---------- PROVIDED DATA ----------
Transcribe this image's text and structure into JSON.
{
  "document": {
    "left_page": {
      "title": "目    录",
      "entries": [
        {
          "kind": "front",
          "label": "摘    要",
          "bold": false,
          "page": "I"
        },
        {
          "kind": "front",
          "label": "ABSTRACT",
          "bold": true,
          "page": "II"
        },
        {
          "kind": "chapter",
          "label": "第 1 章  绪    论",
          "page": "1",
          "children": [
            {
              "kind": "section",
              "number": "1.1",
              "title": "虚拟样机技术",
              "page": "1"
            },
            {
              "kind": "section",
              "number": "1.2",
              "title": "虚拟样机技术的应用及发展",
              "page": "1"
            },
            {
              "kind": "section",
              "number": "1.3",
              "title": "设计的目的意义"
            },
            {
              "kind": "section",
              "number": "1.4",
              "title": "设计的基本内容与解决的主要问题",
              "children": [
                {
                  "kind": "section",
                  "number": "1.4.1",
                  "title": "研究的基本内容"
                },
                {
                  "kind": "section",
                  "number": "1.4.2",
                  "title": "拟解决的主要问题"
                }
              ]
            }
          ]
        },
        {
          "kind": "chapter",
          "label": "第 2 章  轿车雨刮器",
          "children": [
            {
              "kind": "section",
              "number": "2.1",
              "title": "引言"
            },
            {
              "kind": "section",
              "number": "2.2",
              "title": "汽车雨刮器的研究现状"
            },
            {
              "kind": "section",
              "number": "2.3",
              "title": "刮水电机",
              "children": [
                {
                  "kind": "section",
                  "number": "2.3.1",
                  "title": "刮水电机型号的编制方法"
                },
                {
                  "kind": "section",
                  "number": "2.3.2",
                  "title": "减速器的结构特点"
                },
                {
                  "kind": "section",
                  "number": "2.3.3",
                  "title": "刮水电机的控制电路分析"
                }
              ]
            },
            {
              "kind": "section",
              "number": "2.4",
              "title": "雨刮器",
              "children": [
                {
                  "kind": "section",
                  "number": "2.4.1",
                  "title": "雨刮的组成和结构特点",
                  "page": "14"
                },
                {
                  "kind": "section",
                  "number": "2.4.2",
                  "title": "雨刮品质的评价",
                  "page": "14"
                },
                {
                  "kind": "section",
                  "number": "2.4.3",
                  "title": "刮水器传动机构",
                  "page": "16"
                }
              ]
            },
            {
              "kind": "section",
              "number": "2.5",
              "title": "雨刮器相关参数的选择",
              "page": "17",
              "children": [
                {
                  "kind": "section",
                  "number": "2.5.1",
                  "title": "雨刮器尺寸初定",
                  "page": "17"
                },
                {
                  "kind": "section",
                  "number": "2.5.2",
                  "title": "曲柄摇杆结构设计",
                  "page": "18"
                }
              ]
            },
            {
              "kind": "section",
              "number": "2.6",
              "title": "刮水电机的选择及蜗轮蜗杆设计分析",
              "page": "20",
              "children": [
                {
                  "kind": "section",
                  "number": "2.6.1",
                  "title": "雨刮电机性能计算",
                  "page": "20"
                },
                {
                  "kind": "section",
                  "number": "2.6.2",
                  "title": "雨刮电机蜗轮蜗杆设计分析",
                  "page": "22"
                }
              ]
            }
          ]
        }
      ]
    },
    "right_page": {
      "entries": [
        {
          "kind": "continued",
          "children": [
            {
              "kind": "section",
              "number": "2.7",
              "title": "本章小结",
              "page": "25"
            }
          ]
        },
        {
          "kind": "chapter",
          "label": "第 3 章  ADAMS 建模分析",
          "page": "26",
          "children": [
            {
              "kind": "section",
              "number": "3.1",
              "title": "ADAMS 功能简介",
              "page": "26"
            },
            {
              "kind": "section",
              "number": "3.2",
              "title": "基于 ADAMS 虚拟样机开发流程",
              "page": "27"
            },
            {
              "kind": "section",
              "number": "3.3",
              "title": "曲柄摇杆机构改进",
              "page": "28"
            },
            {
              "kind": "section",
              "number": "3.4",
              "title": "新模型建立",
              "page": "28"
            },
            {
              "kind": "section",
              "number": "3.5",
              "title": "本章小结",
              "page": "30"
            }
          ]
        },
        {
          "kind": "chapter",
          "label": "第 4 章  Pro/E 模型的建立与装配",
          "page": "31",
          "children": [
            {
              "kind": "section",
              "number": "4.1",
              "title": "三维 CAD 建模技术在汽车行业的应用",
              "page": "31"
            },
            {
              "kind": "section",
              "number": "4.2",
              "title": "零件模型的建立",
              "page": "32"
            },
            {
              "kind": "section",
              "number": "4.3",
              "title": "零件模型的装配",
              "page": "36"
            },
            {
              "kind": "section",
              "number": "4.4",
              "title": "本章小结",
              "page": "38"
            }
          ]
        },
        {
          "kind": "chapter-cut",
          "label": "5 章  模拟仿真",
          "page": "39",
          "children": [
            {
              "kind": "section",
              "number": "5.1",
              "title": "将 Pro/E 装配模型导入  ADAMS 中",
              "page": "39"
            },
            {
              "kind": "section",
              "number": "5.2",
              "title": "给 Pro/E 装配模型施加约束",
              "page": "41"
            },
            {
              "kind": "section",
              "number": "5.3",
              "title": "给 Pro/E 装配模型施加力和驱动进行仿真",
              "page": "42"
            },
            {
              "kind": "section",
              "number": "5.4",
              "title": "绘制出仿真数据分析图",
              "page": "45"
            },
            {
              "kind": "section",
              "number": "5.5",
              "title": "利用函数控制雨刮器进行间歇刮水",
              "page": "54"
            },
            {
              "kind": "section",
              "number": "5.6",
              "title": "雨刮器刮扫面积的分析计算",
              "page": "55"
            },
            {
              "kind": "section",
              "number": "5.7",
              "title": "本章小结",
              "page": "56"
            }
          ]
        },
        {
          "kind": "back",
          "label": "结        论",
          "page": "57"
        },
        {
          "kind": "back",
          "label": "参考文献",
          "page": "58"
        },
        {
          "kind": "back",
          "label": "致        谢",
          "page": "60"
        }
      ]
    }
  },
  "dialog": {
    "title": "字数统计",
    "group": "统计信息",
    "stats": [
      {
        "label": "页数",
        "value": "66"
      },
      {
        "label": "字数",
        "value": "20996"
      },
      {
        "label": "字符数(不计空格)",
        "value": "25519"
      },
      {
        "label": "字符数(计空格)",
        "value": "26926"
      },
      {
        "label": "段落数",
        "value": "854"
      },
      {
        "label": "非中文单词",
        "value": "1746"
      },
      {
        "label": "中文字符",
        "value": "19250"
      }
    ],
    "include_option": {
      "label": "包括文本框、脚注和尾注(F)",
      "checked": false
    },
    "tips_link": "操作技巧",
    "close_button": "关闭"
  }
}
----------
# SET PROBLEM:
Copy out the whole listing, exactly as written.

# COMPLETED TASK:
Transcribe this image's text and structure into JSON.
{
  "document": {
    "left_page": {
      "title": "目    录",
      "entries": [
        {
          "kind": "front",
          "label": "摘    要",
          "bold": false,
          "page": "I"
        },
        {
          "kind": "front",
          "label": "ABSTRACT",
          "bold": true,
          "page": "II"
        },
        {
          "kind": "chapter",
          "label": "第 1 章  绪    论",
          "page": "1",
          "children": [
            {
              "kind": "section",
              "number": "1.1",
              "title": "虚拟样机技术",
              "page": "1"
            },
            {
              "kind": "section",
              "number": "1.2",
              "title": "虚拟样机技术的应用及发展",
              "page": "1"
            },
            {
              "kind": "section",
              "number": "1.3",
              "title": "设计的目的意义"
            },
            {
              "kind": "section",
              "number": "1.4",
              "title": "设计的基本内容与解决的主要问题",
              "children": [
                {
                  "kind": "section",
                  "number": "1.4.1",
                  "title": "研究的基本内容"
                },
                {
                  "kind": "section",
                  "number": "1.4.2",
                  "title": "拟解决的主要问题"
                }
              ]
            }
          ]
        },
        {
          "kind": "chapter",
          "label": "第 2 章  轿车雨刮器",
          "children": [
            {
              "kind": "section",
              "number": "2.1",
              "title": "引言"
            },
            {
              "kind": "section",
              "number": "2.2",
              "title": "汽车雨刮器的研究现状"
            },
            {
              "kind": "section",
              "number": "2.3",
              "title": "刮水电机",
              "children": [
                {
                  "kind": "section",
                  "number": "2.3.1",
                  "title": "刮水电机型号的编制方法"
                },
                {
                  "kind": "section",
                  "number": "2.3.2",
                  "title": "减速器的结构特点"
                },
                {
                  "kind": "section",
                  "number": "2.3.3",
                  "title": "刮水电机的控制电路分析"
                }
              ]
            },
            {
              "kind": "section",
              "number": "2.4",
              "title": "雨刮器",
              "children": [
                {
                  "kind": "section",
                  "number": "2.4.1",
                  "title": "雨刮的组成和结构特点",
                  "page": "14"
                },
                {
                  "kind": "section",
                  "number": "2.4.2",
                  "title": "雨刮品质的评价",
                  "page": "14"
                },
                {
                  "kind": "section",
                  "number": "2.4.3",
                  "title": "刮水器传动机构",
                  "page": "16"
                }
              ]
            },
            {
              "kind": "section",
              "number": "2.5",
              "title": "雨刮器相关参数的选择",
              "page": "17",
              "children": [
                {
                  "kind": "section",
                  "number": "2.5.1",
                  "title": "雨刮器尺寸初定",
                  "page": "17"
                },
                {
                  "kind": "section",
                  "number": "2.5.2",
                  "title": "曲柄摇杆结构设计",
                  "page": "18"
                }
              ]
            },
            {
              "kind": "section",
              "number": "2.6",
              "title": "刮水电机的选择及蜗轮蜗杆设计分析",
              "page": "20",
              "children": [
                {
                  "kind": "section",
                  "number": "2.6.1",
                  "title": "雨刮电机性能计算",
                  "page": "20"
                },
                {
                  "kind": "section",
                  "number": "2.6.2",
                  "title": "雨刮电机蜗轮蜗杆设计分析",
                  "page": "22"
                }
              ]
            }
          ]
        }
      ]
    },
    "right_page": {
      "entries": [
        {
          "kind": "continued",
          "children": [
            {
              "kind": "section",
              "number": "2.7",
              "title": "本章小结",
              "page": "25"
            }
          ]
        },
        {
          "kind": "chapter",
          "label": "第 3 章  ADAMS 建模分析",
          "page": "26",
          "children": [
            {
              "kind": "section",
              "number": "3.1",
              "title": "ADAMS 功能简介",
              "page": "26"
            },
            {
              "kind": "section",
              "number": "3.2",
              "title": "基于 ADAMS 虚拟样机开发流程",
              "page": "27"
            },
            {
              "kind": "section",
              "number": "3.3",
              "title": "曲柄摇杆机构改进",
              "page": "28"
            },
            {
              "kind": "section",
              "number": "3.4",
              "title": "新模型建立",
              "page": "28"
            },
            {
              "kind": "section",
              "number": "3.5",
              "title": "本章小结",
              "page": "30"
            }
          ]
        },
        {
          "kind": "chapter",
          "label": "第 4 章  Pro/E 模型的建立与装配",
          "page": "31",
          "children": [
            {
              "kind": "section",
              "number": "4.1",
              "title": "三维 CAD 建模技术在汽车行业的应用",
              "page": "31"
            },
            {
              "kind": "section",
              "number": "4.2",
              "title": "零件模型的建立",
              "page": "32"
            },
            {
              "kind": "section",
              "number": "4.3",
              "title": "零件模型的装配",
              "page": "36"
            },
            {
              "kind": "section",
              "number": "4.4",
              "title": "本章小结",
              "page": "38"
            }
          ]
        },
        {
          "kind": "chapter-cut",
          "label": "5 章  模拟仿真",
          "page": "39",
          "children": [
            {
              "kind": "section",
              "number": "5.1",
              "title": "将 Pro/E 装配模型导入  ADAMS 中",
              "page": "39"
            },
            {
              "kind": "section",
              "number": "5.2",
              "title": "给 Pro/E 装配模型施加约束",
              "page": "41"
            },
            {
              "kind": "section",
              "number": "5.3",
              "title": "给 Pro/E 装配模型施加力和驱动进行仿真",
              "page": "42"
            },
            {
              "kind": "section",
              "number": "5.4",
              "title": "绘制出仿真数据分析图",
              "page": "45"
            },
            {
              "kind": "section",
              "number": "5.5",
              "title": "利用函数控制雨刮器进行间歇刮水",
              "page": "54"
            },
            {
              "kind": "section",
              "number": "5.6",
              "title": "雨刮器刮扫面积的分析计算",
              "page": "55"
            },
            {
              "kind": "section",
              "number": "5.7",
              "title": "本章小结",
              "page": "56"
            }
          ]
        },
        {
          "kind": "back",
          "label": "结        论",
          "page": "57"
        },
        {
          "kind": "back",
          "label": "参考文献",
          "page": "58"
        },
        {
          "kind": "back",
          "label": "致        谢",
          "page": "60"
        }
      ]
    }
  },
  "dialog": {
    "title": "字数统计",
    "group": "统计信息",
    "stats": [
      {
        "label": "页数",
        "value": "66"
      },
      {
        "label": "字数",
        "value": "20996"
      },
      {
        "label": "字符数(不计空格)",
        "value": "25519"
      },
      {
        "label": "字符数(计空格)",
        "value": "26926"
      },
      {
        "label": "段落数",
        "value": "854"
      },
      {
        "label": "非中文单词",
        "value": "1746"
      },
      {
        "label": "中文字符",
        "value": "19250"
      }
    ],
    "include_option": {
      "label": "包括文本框、脚注和尾注(F)",
      "checked": false
    },
    "tips_link": "操作技巧",
    "close_button": "关闭"
  }
}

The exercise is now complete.